#### TASK TO CARRY OUT
Find the word "Роскосмос" in the records below. List each line containing it.

#### GIVEN INFORMATION

━━━━━━━━━━

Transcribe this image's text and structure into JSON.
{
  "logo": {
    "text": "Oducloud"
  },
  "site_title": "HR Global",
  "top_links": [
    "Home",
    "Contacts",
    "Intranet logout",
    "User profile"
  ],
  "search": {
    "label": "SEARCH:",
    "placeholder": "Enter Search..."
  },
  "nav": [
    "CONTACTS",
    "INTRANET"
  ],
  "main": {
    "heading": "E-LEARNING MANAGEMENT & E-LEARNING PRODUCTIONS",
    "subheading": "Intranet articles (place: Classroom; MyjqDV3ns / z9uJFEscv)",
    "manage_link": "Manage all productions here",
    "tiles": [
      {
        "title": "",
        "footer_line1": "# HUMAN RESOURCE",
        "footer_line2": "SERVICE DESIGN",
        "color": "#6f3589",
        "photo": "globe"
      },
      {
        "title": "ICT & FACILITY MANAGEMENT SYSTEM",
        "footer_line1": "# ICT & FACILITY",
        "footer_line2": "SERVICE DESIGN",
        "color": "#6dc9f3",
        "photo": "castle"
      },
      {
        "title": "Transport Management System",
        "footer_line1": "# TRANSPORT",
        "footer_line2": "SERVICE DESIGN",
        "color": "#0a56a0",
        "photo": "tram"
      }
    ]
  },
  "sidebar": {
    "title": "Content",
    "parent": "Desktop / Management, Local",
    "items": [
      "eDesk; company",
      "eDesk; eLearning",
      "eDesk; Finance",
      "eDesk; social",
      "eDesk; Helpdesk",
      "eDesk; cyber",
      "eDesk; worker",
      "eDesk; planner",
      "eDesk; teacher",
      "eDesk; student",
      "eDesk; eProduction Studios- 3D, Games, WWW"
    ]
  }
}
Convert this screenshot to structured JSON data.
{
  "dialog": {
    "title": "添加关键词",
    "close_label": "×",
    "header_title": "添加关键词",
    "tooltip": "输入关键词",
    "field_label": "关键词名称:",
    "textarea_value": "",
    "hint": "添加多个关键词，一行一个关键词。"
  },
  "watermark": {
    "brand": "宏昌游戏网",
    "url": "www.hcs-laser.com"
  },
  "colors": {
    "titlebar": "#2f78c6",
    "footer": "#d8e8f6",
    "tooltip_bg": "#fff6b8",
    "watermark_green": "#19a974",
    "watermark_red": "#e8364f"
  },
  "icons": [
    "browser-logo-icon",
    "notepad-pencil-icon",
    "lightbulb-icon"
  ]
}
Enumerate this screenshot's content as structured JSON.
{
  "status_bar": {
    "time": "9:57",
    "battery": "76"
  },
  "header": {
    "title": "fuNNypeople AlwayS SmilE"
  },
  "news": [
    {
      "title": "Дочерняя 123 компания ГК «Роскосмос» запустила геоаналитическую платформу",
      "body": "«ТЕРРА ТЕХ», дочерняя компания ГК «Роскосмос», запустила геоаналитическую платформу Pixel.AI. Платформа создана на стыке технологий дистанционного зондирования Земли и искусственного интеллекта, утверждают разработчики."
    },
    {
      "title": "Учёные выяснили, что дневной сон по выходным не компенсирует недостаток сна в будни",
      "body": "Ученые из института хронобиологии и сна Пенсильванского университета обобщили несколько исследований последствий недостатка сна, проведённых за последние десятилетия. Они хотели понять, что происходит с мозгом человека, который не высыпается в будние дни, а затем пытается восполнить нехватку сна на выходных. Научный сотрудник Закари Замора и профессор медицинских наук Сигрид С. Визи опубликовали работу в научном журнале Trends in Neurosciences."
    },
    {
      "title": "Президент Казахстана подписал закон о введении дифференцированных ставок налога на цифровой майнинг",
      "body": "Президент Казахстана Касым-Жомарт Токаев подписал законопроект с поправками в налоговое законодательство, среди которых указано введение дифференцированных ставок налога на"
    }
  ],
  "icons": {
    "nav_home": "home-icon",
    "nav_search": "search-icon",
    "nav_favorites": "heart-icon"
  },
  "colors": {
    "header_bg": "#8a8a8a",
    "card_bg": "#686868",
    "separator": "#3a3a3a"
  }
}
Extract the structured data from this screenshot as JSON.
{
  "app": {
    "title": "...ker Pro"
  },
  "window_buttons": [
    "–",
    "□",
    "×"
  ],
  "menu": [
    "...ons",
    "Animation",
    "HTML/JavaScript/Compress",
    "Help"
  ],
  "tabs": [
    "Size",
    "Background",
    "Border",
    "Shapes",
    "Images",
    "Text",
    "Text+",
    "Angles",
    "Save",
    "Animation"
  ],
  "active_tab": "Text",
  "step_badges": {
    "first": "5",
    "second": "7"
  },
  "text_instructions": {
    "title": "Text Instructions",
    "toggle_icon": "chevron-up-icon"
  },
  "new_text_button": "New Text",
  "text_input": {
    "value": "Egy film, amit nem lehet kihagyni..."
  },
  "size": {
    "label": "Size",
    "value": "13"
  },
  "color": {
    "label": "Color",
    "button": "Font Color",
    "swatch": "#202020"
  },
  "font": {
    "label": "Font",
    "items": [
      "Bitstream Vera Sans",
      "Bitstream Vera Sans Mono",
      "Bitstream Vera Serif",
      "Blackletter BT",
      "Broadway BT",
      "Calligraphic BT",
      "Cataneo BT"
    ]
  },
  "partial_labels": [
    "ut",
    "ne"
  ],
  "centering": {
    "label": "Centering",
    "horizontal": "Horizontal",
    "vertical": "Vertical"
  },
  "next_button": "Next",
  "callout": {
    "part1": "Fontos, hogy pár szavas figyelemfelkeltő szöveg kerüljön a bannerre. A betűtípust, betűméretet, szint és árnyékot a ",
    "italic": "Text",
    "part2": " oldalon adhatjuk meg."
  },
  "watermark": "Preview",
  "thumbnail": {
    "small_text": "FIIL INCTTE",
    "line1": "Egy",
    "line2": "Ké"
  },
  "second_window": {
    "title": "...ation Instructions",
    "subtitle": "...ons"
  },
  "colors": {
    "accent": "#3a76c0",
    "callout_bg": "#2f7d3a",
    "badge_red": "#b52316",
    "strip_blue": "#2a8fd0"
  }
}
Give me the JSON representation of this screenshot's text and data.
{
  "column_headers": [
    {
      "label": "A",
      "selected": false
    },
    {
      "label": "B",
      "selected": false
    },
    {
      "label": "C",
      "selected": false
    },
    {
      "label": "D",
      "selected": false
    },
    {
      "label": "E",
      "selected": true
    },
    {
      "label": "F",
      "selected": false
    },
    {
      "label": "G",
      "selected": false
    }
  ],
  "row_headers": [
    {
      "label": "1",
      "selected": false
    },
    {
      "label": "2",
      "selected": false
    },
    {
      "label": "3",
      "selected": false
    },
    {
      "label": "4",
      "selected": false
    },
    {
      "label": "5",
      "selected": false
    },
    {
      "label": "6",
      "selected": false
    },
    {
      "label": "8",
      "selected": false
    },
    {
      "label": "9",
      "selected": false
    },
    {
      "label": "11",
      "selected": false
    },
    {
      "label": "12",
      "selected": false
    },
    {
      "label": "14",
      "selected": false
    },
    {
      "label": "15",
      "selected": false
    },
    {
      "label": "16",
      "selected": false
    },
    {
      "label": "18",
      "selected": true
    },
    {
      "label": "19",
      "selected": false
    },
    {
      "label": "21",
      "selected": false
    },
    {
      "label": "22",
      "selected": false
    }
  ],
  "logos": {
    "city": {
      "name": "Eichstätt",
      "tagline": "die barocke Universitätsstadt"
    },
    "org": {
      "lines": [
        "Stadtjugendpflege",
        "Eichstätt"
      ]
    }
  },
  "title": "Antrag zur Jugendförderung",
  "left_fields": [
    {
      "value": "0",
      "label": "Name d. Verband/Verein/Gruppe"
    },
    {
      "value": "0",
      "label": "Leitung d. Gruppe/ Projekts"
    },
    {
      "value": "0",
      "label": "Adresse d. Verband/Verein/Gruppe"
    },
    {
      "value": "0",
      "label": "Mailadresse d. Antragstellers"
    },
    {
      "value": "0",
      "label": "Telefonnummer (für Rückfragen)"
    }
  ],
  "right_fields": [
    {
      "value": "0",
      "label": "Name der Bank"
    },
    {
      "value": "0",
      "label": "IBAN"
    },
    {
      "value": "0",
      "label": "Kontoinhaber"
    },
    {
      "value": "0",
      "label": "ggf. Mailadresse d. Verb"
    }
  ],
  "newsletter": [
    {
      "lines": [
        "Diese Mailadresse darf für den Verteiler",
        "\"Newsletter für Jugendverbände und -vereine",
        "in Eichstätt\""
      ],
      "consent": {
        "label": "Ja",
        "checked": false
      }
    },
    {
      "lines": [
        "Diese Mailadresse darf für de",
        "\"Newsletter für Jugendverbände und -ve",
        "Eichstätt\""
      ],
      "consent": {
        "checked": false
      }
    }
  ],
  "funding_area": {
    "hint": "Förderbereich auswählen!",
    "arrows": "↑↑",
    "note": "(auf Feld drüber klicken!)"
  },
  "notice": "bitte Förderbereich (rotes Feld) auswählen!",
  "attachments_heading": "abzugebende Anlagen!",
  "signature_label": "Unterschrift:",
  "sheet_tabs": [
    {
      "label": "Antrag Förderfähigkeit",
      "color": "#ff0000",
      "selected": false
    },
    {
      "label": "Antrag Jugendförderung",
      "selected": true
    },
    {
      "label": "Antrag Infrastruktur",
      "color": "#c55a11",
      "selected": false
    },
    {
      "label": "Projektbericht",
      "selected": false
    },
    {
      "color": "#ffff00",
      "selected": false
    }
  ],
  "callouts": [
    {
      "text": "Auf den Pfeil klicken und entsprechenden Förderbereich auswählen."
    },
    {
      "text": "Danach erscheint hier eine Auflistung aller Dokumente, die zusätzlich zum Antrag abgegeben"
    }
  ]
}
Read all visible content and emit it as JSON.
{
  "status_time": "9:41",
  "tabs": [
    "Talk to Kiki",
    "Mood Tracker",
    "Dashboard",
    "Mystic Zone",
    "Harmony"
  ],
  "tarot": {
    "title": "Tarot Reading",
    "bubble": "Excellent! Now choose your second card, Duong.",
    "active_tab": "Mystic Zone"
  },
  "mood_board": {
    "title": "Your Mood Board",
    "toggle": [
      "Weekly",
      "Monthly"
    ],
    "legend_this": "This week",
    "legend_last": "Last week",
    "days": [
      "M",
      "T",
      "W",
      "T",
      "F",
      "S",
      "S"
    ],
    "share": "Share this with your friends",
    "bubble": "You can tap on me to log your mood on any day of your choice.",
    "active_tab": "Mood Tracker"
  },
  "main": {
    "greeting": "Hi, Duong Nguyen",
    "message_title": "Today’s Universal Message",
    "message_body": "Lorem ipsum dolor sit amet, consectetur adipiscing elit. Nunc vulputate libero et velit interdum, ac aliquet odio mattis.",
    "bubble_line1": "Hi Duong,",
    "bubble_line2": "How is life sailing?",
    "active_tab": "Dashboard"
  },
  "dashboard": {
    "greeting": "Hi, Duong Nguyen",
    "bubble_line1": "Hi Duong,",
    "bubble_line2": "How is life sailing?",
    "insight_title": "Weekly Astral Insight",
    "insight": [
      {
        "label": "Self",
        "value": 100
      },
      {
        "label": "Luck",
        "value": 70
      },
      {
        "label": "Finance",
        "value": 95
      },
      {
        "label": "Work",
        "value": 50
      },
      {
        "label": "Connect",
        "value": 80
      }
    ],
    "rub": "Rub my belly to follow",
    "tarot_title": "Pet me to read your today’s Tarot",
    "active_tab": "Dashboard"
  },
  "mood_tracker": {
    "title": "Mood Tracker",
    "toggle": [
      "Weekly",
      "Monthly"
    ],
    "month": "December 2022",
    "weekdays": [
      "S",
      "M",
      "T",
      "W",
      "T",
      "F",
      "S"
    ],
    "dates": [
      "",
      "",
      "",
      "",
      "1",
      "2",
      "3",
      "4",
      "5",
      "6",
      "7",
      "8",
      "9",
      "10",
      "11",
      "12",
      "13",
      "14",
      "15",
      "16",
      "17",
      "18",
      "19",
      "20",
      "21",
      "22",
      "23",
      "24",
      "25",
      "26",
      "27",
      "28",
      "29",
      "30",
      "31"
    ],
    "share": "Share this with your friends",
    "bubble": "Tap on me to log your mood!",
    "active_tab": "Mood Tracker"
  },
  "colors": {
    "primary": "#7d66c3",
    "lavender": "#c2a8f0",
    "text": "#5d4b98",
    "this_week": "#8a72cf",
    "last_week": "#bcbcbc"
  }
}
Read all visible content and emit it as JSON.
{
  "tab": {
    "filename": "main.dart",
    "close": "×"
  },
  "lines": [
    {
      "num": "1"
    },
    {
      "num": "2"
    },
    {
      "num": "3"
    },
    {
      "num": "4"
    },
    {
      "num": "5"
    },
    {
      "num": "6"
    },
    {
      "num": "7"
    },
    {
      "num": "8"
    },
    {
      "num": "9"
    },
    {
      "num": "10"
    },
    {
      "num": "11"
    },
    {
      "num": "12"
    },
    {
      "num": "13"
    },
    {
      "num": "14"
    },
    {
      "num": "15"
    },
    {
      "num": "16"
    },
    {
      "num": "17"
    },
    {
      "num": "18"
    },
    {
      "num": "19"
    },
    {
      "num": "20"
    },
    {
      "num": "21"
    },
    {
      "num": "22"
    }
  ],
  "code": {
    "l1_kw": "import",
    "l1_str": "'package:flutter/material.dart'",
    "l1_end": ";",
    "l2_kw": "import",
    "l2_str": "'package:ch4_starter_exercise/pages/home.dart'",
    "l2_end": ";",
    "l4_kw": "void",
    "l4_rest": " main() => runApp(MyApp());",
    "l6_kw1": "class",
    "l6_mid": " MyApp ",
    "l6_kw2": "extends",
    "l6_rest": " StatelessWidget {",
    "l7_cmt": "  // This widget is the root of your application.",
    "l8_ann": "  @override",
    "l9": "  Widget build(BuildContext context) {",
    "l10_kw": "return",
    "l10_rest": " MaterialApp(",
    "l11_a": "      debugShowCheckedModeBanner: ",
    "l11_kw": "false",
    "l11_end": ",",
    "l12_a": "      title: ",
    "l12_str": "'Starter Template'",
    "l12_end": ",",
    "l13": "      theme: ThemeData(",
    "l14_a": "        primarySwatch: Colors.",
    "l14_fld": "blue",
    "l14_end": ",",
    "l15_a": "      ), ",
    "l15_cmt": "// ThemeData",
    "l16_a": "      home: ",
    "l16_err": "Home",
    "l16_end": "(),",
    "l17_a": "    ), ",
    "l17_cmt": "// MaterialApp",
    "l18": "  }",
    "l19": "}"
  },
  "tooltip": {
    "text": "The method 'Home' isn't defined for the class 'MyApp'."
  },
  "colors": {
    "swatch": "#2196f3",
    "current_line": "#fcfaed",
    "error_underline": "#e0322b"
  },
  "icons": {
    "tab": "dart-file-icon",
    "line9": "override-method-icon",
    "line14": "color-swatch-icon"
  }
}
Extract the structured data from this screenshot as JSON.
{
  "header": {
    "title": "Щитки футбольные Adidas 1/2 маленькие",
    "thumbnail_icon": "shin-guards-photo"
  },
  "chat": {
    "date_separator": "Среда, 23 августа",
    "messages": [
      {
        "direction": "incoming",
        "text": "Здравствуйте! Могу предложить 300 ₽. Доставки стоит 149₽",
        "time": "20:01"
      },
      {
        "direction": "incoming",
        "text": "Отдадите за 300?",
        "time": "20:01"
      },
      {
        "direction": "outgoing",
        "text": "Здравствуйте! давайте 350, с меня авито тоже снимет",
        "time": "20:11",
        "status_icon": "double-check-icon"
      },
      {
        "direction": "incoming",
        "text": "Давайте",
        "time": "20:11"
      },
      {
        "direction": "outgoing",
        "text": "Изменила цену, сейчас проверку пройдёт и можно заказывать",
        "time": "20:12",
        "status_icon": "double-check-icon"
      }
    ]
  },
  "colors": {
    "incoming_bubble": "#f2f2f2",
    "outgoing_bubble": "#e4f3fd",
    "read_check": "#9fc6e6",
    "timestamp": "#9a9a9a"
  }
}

━━━━━━━━━━

#### RESPONSE FOR THIS EXERCISE
      "title": "Дочерняя 123 компания ГК «Роскосмос» запустила геоаналитическую платформу",
      "body": "«ТЕРРА ТЕХ», дочерняя компания ГК «Роскосмос», запустила геоаналитическую платформу Pixel.AI. Платформа создана на стыке технологий дистанционного зондирования Земли и искусственного интеллекта, утверждают разработчики."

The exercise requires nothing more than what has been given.